▸ **Listed entries**:
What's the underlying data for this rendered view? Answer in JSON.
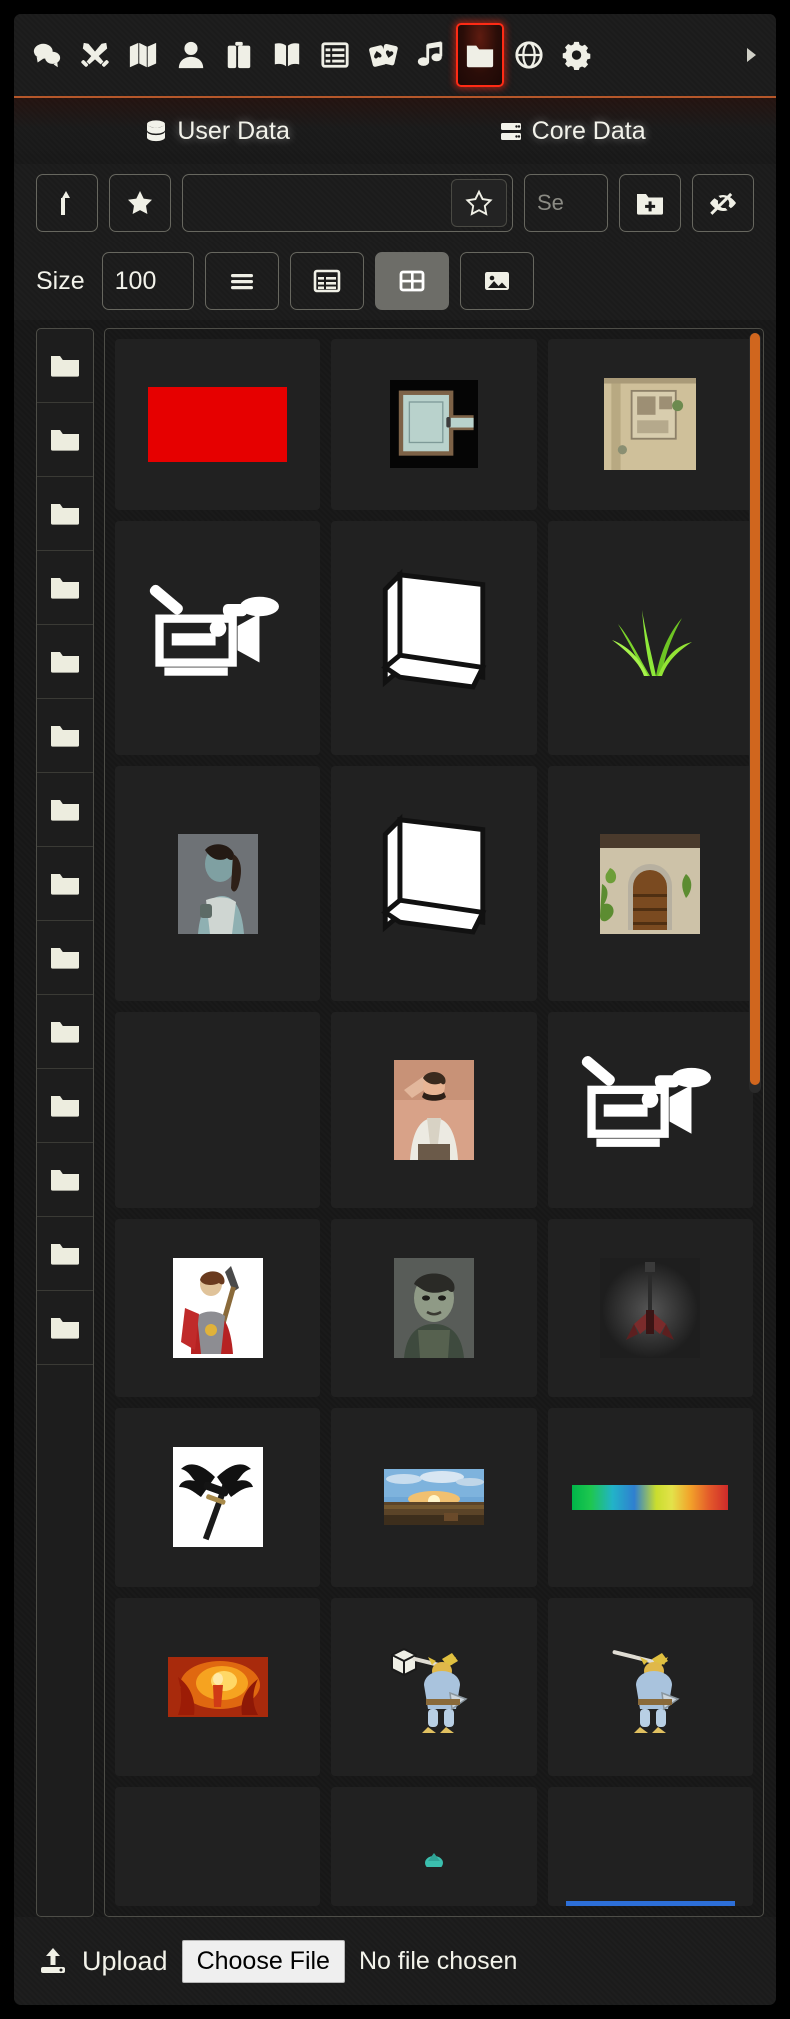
{
  "module_bar": {
    "items": [
      {
        "name": "chat-icon",
        "label": "Chat Log"
      },
      {
        "name": "combat-icon",
        "label": "Combat Encounters"
      },
      {
        "name": "scenes-icon",
        "label": "Scenes"
      },
      {
        "name": "actors-icon",
        "label": "Actors"
      },
      {
        "name": "items-icon",
        "label": "Items"
      },
      {
        "name": "journal-icon",
        "label": "Journal"
      },
      {
        "name": "tables-icon",
        "label": "Rollable Tables"
      },
      {
        "name": "cards-icon",
        "label": "Card Stacks"
      },
      {
        "name": "playlists-icon",
        "label": "Playlists"
      },
      {
        "name": "folder-icon",
        "label": "Compendium Packs",
        "active": true
      },
      {
        "name": "globe-icon",
        "label": "Game Settings"
      },
      {
        "name": "gears-icon",
        "label": "Configure Settings"
      }
    ],
    "more_label": "More",
    "active_accent": "#ff2b15"
  },
  "source_tabs": [
    {
      "name": "tab-user-data",
      "label": "User Data",
      "icon": "database-icon",
      "active": true
    },
    {
      "name": "tab-core-data",
      "label": "Core Data",
      "icon": "server-icon",
      "active": false
    }
  ],
  "toolbar": {
    "up_label": "Parent Directory",
    "favorites_label": "Favorites",
    "add_favorite_label": "Add Favorite",
    "search": {
      "value": "",
      "placeholder": "Se"
    },
    "new_folder_label": "New Folder",
    "toggle_privacy_label": "Toggle Privacy"
  },
  "size_row": {
    "size_label": "Size",
    "size_value": "100",
    "views": [
      {
        "name": "view-list",
        "icon": "list-icon",
        "selected": false
      },
      {
        "name": "view-details",
        "icon": "table-icon",
        "selected": false
      },
      {
        "name": "view-tiles",
        "icon": "grid-icon",
        "selected": true
      },
      {
        "name": "view-images",
        "icon": "image-icon",
        "selected": false
      }
    ]
  },
  "directories": {
    "count": 14,
    "item_icon": "folder-icon"
  },
  "files": {
    "scrollbar": {
      "color": "#d0661e",
      "position": "top"
    },
    "tiles": [
      {
        "name": "tile-red-swatch",
        "kind": "swatch",
        "color": "#e60000"
      },
      {
        "name": "tile-dungeon-map",
        "kind": "dungeon-map"
      },
      {
        "name": "tile-town-map",
        "kind": "town-map"
      },
      {
        "name": "tile-video-placeholder-1",
        "kind": "video-icon"
      },
      {
        "name": "tile-book-placeholder-1",
        "kind": "book-icon"
      },
      {
        "name": "tile-grass-tuft",
        "kind": "grass"
      },
      {
        "name": "tile-half-orc-portrait",
        "kind": "portrait-orc"
      },
      {
        "name": "tile-book-placeholder-2",
        "kind": "book-icon"
      },
      {
        "name": "tile-stone-door",
        "kind": "door"
      },
      {
        "name": "tile-empty",
        "kind": "empty"
      },
      {
        "name": "tile-human-portrait",
        "kind": "portrait-human"
      },
      {
        "name": "tile-video-placeholder-2",
        "kind": "video-icon"
      },
      {
        "name": "tile-knight-token",
        "kind": "knight"
      },
      {
        "name": "tile-orc-face-portrait",
        "kind": "portrait-orc-face"
      },
      {
        "name": "tile-guitar",
        "kind": "guitar"
      },
      {
        "name": "tile-black-axe",
        "kind": "axe"
      },
      {
        "name": "tile-sunset-panorama",
        "kind": "sunset"
      },
      {
        "name": "tile-color-gradient",
        "kind": "gradient"
      },
      {
        "name": "tile-fire-mage",
        "kind": "fire-mage"
      },
      {
        "name": "tile-kobold-token-1",
        "kind": "kobold-box"
      },
      {
        "name": "tile-kobold-token-2",
        "kind": "kobold"
      },
      {
        "name": "tile-row-partial-1",
        "kind": "empty"
      },
      {
        "name": "tile-row-partial-2",
        "kind": "empty"
      },
      {
        "name": "tile-row-partial-3",
        "kind": "empty"
      }
    ]
  },
  "upload": {
    "icon": "upload-icon",
    "label": "Upload",
    "choose_file_label": "Choose File",
    "file_status": "No file chosen"
  }
}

▸ **Given request**:
Without including any pictures, output all the entries above exactly.

▸ **The reply**:
What's the underlying data for this rendered view? Answer in JSON.
{
  "module_bar": {
    "items": [
      {
        "name": "chat-icon",
        "label": "Chat Log"
      },
      {
        "name": "combat-icon",
        "label": "Combat Encounters"
      },
      {
        "name": "scenes-icon",
        "label": "Scenes"
      },
      {
        "name": "actors-icon",
        "label": "Actors"
      },
      {
        "name": "items-icon",
        "label": "Items"
      },
      {
        "name": "journal-icon",
        "label": "Journal"
      },
      {
        "name": "tables-icon",
        "label": "Rollable Tables"
      },
      {
        "name": "cards-icon",
        "label": "Card Stacks"
      },
      {
        "name": "playlists-icon",
        "label": "Playlists"
      },
      {
        "name": "folder-icon",
        "label": "Compendium Packs",
        "active": true
      },
      {
        "name": "globe-icon",
        "label": "Game Settings"
      },
      {
        "name": "gears-icon",
        "label": "Configure Settings"
      }
    ],
    "more_label": "More",
    "active_accent": "#ff2b15"
  },
  "source_tabs": [
    {
      "name": "tab-user-data",
      "label": "User Data",
      "icon": "database-icon",
      "active": true
    },
    {
      "name": "tab-core-data",
      "label": "Core Data",
      "icon": "server-icon",
      "active": false
    }
  ],
  "toolbar": {
    "up_label": "Parent Directory",
    "favorites_label": "Favorites",
    "add_favorite_label": "Add Favorite",
    "search": {
      "value": "",
      "placeholder": "Se"
    },
    "new_folder_label": "New Folder",
    "toggle_privacy_label": "Toggle Privacy"
  },
  "size_row": {
    "size_label": "Size",
    "size_value": "100",
    "views": [
      {
        "name": "view-list",
        "icon": "list-icon",
        "selected": false
      },
      {
        "name": "view-details",
        "icon": "table-icon",
        "selected": false
      },
      {
        "name": "view-tiles",
        "icon": "grid-icon",
        "selected": true
      },
      {
        "name": "view-images",
        "icon": "image-icon",
        "selected": false
      }
    ]
  },
  "directories": {
    "count": 14,
    "item_icon": "folder-icon"
  },
  "files": {
    "scrollbar": {
      "color": "#d0661e",
      "position": "top"
    },
    "tiles": [
      {
        "name": "tile-red-swatch",
        "kind": "swatch",
        "color": "#e60000"
      },
      {
        "name": "tile-dungeon-map",
        "kind": "dungeon-map"
      },
      {
        "name": "tile-town-map",
        "kind": "town-map"
      },
      {
        "name": "tile-video-placeholder-1",
        "kind": "video-icon"
      },
      {
        "name": "tile-book-placeholder-1",
        "kind": "book-icon"
      },
      {
        "name": "tile-grass-tuft",
        "kind": "grass"
      },
      {
        "name": "tile-half-orc-portrait",
        "kind": "portrait-orc"
      },
      {
        "name": "tile-book-placeholder-2",
        "kind": "book-icon"
      },
      {
        "name": "tile-stone-door",
        "kind": "door"
      },
      {
        "name": "tile-empty",
        "kind": "empty"
      },
      {
        "name": "tile-human-portrait",
        "kind": "portrait-human"
      },
      {
        "name": "tile-video-placeholder-2",
        "kind": "video-icon"
      },
      {
        "name": "tile-knight-token",
        "kind": "knight"
      },
      {
        "name": "tile-orc-face-portrait",
        "kind": "portrait-orc-face"
      },
      {
        "name": "tile-guitar",
        "kind": "guitar"
      },
      {
        "name": "tile-black-axe",
        "kind": "axe"
      },
      {
        "name": "tile-sunset-panorama",
        "kind": "sunset"
      },
      {
        "name": "tile-color-gradient",
        "kind": "gradient"
      },
      {
        "name": "tile-fire-mage",
        "kind": "fire-mage"
      },
      {
        "name": "tile-kobold-token-1",
        "kind": "kobold-box"
      },
      {
        "name": "tile-kobold-token-2",
        "kind": "kobold"
      },
      {
        "name": "tile-row-partial-1",
        "kind": "empty"
      },
      {
        "name": "tile-row-partial-2",
        "kind": "empty"
      },
      {
        "name": "tile-row-partial-3",
        "kind": "empty"
      }
    ]
  },
  "upload": {
    "icon": "upload-icon",
    "label": "Upload",
    "choose_file_label": "Choose File",
    "file_status": "No file chosen"
  }
}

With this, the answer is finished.